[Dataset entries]

====================

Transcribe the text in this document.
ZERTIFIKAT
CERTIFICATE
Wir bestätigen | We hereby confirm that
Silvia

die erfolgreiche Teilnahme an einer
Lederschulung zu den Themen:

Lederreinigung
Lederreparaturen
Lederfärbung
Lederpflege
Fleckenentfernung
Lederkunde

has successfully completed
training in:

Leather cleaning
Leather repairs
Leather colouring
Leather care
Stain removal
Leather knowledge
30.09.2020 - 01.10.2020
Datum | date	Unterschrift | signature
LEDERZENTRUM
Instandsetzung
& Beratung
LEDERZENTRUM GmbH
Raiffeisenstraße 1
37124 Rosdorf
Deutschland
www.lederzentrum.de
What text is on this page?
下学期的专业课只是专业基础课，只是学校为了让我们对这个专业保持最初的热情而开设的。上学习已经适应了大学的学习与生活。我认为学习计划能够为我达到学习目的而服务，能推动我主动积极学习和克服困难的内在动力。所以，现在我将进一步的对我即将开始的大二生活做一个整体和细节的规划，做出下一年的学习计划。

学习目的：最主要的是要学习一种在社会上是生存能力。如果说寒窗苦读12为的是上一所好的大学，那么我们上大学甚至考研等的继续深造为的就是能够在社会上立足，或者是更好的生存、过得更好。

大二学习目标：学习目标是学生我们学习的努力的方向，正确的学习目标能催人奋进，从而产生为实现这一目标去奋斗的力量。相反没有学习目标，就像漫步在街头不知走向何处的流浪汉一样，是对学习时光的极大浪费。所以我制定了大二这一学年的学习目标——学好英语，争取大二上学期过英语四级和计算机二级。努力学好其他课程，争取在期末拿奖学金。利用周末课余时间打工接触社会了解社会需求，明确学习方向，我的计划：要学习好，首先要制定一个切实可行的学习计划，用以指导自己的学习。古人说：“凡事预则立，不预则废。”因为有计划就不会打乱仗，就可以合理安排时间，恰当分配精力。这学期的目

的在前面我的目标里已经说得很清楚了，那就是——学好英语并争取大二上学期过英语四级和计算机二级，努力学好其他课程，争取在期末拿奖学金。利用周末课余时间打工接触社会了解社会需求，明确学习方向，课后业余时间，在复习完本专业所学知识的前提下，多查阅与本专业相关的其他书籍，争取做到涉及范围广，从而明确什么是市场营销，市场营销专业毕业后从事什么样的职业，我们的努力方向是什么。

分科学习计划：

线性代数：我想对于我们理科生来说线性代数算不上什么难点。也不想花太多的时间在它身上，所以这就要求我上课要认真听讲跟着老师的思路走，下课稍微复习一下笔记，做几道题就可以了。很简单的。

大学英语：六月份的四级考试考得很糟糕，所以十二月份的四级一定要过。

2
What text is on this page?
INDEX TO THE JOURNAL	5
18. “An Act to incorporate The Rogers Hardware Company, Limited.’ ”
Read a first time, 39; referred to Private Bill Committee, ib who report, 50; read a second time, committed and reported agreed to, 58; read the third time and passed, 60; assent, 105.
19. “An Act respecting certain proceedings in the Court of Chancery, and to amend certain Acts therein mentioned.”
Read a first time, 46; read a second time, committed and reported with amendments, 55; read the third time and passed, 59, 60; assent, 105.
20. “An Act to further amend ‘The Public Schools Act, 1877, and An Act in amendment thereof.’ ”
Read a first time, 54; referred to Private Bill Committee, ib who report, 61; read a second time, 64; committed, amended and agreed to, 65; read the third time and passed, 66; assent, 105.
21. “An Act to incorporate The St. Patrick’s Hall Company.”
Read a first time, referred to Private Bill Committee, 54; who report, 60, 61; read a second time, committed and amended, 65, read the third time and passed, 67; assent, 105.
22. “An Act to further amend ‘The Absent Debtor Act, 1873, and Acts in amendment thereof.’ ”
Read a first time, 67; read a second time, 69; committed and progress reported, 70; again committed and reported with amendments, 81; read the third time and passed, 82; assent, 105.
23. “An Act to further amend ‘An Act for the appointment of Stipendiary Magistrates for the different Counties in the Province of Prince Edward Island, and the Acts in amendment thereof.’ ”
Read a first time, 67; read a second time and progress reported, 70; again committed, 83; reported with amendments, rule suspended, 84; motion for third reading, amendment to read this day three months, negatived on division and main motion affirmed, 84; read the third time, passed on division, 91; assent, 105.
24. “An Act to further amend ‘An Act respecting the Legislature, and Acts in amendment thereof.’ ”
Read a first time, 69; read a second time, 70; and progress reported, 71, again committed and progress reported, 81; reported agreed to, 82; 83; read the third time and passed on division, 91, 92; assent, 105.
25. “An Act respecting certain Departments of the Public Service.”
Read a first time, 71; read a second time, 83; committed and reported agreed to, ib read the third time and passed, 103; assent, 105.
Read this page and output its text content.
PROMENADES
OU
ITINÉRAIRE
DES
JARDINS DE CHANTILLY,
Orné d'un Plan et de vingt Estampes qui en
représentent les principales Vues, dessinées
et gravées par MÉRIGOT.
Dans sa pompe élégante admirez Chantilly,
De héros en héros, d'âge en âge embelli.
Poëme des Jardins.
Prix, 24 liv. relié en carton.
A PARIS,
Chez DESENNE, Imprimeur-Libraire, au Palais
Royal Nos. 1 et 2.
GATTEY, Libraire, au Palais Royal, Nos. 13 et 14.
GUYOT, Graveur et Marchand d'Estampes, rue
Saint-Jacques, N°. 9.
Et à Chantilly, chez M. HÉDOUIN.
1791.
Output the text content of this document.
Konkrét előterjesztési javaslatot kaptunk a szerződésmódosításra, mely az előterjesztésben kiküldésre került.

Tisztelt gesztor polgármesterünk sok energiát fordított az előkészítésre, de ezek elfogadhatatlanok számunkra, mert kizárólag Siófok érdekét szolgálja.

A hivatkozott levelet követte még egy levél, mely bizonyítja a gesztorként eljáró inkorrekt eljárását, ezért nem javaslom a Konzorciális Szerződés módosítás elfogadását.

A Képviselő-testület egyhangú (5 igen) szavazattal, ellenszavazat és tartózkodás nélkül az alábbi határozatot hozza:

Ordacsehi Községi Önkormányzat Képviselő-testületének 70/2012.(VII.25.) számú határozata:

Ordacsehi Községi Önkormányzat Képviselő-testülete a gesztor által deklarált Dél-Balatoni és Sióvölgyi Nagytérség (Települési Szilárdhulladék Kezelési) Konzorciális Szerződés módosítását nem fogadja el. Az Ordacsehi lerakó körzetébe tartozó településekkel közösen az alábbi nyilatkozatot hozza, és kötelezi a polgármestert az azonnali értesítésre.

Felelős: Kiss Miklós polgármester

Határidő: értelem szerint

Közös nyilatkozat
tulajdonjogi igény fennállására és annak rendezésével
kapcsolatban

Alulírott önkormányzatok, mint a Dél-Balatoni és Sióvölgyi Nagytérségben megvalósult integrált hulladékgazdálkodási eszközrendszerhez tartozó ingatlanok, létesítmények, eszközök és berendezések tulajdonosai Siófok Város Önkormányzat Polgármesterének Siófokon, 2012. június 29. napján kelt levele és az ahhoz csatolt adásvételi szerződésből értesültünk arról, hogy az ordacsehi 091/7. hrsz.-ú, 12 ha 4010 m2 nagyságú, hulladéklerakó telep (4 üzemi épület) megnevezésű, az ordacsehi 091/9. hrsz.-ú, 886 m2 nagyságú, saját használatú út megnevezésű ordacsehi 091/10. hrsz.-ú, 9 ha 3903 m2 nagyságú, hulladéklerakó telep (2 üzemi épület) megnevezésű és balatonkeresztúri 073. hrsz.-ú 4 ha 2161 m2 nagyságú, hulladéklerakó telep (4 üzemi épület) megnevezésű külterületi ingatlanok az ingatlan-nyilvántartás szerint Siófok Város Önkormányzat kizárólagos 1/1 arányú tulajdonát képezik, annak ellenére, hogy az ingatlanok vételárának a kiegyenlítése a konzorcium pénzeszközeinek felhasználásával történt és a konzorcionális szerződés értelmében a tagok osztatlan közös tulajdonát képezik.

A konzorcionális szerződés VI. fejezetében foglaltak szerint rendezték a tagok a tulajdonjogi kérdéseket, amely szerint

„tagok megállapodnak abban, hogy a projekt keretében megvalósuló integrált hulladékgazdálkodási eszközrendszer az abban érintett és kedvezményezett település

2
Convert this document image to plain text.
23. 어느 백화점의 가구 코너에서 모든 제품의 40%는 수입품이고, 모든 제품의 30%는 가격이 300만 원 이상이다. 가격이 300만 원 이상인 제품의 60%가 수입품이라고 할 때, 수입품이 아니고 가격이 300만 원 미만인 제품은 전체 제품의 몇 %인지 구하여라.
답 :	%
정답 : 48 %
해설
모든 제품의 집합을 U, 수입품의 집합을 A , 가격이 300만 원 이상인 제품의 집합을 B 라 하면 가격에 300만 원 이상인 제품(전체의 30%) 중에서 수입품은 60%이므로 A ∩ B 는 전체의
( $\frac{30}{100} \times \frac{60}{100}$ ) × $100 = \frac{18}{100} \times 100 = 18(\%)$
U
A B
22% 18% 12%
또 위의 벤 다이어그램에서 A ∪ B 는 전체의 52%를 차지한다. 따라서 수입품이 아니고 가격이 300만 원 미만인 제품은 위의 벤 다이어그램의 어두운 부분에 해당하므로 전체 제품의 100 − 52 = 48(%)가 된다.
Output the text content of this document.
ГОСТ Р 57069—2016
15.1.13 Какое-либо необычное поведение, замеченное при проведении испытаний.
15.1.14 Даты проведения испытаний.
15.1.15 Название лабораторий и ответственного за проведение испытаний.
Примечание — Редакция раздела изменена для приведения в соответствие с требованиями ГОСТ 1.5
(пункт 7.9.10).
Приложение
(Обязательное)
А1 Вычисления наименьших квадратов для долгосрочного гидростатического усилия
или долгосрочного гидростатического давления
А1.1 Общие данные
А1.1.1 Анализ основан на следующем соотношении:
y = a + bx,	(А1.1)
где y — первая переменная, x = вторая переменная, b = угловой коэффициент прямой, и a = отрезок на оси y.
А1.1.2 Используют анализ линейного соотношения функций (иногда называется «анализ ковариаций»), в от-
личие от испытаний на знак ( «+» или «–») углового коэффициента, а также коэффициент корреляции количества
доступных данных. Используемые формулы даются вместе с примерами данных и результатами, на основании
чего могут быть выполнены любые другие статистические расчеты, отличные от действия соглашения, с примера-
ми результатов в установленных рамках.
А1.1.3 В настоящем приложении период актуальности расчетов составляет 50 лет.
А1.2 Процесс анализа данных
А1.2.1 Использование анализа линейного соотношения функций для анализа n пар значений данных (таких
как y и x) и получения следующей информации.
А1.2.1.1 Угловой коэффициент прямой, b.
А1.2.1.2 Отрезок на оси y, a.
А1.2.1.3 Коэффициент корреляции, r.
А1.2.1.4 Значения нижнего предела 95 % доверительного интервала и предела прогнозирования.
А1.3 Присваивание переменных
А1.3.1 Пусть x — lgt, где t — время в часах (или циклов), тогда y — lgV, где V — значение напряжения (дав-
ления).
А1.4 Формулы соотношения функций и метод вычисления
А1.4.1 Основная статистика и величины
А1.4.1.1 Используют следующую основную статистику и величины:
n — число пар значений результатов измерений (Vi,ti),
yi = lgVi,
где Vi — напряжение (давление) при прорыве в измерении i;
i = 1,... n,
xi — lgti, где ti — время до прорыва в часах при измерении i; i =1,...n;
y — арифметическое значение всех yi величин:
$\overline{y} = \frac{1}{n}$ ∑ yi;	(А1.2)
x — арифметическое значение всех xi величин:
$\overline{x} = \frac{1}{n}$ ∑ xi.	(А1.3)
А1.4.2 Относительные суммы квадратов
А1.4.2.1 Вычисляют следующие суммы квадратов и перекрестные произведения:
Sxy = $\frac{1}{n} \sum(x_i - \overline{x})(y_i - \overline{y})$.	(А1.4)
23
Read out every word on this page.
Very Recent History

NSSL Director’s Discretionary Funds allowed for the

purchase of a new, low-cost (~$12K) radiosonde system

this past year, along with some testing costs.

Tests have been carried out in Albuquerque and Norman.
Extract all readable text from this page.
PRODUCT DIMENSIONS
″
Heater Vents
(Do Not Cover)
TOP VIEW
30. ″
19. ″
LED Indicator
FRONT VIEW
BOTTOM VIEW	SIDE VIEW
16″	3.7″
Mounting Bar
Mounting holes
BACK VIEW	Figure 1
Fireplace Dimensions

====================

DO THIS:
Find every line that holds "hozza" and copy it.

ANSWER TO THE PROBLEM:
A Képviselő-testület egyhangú (5 igen) szavazattal, ellenszavazat és tartózkodás nélkül az alábbi határozatot hozza:
Ordacsehi Községi Önkormányzat Képviselő-testülete a gesztor által deklarált Dél-Balatoni és Sióvölgyi Nagytérség (Települési Szilárdhulladék Kezelési) Konzorciális Szerződés módosítását nem fogadja el. Az Ordacsehi lerakó körzetébe tartozó településekkel közösen az alábbi nyilatkozatot hozza, és kötelezi a polgármestert az azonnali értesítésre.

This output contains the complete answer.